◆ YOUR INSTRUCTIONS
Every line that holds the string "with" is to be identified and copied.

◆ PROVIDED DATA
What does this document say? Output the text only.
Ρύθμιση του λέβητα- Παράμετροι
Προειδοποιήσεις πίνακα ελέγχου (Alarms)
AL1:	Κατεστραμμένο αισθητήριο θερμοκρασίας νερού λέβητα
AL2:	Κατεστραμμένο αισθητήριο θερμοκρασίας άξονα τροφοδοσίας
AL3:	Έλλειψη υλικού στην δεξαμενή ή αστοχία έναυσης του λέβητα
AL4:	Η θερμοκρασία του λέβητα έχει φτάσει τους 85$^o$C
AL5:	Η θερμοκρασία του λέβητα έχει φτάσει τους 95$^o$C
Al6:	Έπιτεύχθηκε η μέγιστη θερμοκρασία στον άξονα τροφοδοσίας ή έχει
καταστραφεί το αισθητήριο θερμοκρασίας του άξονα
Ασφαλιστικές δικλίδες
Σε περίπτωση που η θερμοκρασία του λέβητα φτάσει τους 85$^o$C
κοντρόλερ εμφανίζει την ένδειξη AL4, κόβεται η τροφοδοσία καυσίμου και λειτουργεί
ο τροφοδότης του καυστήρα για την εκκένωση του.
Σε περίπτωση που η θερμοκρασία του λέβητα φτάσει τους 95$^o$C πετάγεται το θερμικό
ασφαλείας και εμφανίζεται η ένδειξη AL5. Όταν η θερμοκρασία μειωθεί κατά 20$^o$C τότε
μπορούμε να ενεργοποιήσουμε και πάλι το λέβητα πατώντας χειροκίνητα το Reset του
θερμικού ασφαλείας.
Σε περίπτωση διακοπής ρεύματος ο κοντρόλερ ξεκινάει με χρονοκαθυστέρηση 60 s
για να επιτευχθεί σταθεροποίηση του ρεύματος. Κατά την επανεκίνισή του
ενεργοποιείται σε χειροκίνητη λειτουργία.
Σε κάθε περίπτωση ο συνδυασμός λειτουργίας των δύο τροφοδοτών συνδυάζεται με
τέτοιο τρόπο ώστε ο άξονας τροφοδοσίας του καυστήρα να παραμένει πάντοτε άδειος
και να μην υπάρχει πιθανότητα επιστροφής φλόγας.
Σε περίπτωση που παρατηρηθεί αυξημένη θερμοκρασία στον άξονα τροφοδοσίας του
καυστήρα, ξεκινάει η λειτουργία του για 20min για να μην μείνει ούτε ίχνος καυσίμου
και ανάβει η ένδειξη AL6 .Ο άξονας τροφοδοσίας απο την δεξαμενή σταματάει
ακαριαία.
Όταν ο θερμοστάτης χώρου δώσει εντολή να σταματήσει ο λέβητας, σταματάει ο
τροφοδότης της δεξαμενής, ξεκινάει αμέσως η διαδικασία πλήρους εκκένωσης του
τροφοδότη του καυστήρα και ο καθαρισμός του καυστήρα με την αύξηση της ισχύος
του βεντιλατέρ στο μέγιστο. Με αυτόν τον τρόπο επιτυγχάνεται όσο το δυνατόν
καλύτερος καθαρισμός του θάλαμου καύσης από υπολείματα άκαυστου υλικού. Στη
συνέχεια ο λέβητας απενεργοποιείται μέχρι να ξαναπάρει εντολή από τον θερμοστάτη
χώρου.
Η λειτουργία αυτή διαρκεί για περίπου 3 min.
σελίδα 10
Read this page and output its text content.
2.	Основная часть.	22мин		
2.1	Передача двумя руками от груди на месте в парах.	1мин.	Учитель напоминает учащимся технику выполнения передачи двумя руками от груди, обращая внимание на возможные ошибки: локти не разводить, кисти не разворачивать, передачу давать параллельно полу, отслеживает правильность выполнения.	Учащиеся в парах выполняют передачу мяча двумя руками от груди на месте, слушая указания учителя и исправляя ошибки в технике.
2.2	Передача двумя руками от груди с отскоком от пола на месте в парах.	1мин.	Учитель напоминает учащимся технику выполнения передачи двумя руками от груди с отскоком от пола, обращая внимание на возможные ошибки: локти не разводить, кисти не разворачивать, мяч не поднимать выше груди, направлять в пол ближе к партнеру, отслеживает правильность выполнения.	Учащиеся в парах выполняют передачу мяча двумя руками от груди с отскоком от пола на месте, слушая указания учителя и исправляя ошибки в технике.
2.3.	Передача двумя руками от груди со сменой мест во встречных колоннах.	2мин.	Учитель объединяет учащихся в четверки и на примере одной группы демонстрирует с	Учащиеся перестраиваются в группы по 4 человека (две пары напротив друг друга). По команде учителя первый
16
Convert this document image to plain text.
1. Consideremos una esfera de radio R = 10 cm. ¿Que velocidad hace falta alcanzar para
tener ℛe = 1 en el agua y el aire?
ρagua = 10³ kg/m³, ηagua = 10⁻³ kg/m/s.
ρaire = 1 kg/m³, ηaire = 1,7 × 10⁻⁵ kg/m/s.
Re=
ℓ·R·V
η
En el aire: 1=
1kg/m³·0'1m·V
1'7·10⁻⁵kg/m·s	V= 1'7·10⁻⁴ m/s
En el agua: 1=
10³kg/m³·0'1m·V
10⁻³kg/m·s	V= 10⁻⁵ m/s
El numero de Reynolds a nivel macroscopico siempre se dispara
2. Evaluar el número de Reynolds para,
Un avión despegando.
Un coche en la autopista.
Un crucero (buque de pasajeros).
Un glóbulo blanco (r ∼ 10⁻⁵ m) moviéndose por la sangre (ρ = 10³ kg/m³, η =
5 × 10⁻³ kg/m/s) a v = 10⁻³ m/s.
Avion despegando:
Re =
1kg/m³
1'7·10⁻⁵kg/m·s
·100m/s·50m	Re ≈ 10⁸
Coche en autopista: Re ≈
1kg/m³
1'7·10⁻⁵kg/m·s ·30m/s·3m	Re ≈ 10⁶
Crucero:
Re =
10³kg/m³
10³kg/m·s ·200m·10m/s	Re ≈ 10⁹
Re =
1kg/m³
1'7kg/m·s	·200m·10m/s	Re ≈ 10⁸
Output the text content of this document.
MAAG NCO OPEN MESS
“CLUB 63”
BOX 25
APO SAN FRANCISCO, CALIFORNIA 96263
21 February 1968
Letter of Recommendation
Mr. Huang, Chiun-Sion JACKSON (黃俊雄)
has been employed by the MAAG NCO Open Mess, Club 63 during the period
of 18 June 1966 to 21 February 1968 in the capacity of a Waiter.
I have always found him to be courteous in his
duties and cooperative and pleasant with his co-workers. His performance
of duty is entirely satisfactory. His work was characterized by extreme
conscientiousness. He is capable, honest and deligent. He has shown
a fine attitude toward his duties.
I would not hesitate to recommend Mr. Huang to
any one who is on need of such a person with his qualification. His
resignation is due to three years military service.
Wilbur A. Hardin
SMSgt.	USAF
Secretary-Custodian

◆ ANSWER TO THE TASK
duties and cooperative and pleasant with his co-workers. His performance
any one who is on need of such a person with his qualification. His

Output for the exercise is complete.